--- BEGIN DATA FOR PROCESSING ---
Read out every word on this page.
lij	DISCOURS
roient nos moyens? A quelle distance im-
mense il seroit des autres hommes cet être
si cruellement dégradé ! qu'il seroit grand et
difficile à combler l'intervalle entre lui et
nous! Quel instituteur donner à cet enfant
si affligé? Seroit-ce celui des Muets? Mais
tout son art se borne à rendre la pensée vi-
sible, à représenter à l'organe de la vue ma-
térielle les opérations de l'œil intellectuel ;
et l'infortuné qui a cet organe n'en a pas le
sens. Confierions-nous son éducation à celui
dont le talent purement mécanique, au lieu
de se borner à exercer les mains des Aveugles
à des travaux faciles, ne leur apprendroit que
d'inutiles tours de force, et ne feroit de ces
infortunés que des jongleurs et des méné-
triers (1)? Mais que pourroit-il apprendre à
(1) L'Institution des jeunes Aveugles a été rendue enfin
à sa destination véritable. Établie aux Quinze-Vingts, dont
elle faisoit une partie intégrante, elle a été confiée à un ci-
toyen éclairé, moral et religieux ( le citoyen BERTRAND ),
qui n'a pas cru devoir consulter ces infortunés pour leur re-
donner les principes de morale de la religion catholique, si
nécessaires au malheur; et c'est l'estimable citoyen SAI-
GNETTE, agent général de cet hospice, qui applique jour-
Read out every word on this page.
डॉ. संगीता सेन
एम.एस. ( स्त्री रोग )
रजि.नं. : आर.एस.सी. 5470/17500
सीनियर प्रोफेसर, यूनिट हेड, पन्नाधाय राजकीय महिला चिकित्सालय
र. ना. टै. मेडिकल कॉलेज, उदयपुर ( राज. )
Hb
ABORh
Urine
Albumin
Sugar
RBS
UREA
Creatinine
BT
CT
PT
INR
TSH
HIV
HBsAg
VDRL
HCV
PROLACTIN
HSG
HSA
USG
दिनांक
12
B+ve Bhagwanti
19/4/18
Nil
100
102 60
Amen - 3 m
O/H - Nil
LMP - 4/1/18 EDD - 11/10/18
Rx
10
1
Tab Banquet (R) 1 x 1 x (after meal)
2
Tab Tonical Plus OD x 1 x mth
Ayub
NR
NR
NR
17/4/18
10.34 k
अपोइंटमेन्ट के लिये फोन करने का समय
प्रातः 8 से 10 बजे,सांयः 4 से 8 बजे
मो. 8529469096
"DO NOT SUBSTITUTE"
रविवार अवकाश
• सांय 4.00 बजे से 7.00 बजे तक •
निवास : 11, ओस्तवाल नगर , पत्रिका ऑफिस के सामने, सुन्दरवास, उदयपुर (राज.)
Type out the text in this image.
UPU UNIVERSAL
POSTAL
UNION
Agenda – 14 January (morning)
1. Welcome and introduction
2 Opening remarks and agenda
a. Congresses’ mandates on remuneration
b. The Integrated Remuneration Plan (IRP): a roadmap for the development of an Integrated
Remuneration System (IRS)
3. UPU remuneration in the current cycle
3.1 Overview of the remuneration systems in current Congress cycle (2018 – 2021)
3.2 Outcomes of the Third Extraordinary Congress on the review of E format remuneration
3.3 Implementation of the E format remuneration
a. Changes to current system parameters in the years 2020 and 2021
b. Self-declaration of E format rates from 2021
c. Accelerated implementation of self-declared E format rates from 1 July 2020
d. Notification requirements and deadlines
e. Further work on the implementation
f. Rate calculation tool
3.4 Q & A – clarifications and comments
--- END DATA FOR PROCESSING ---
WORK INSTRUCTIONS: Tally how many lines of the material contain the word "organe". The answer must be the number and nothing else.

FINAL RESULT: 2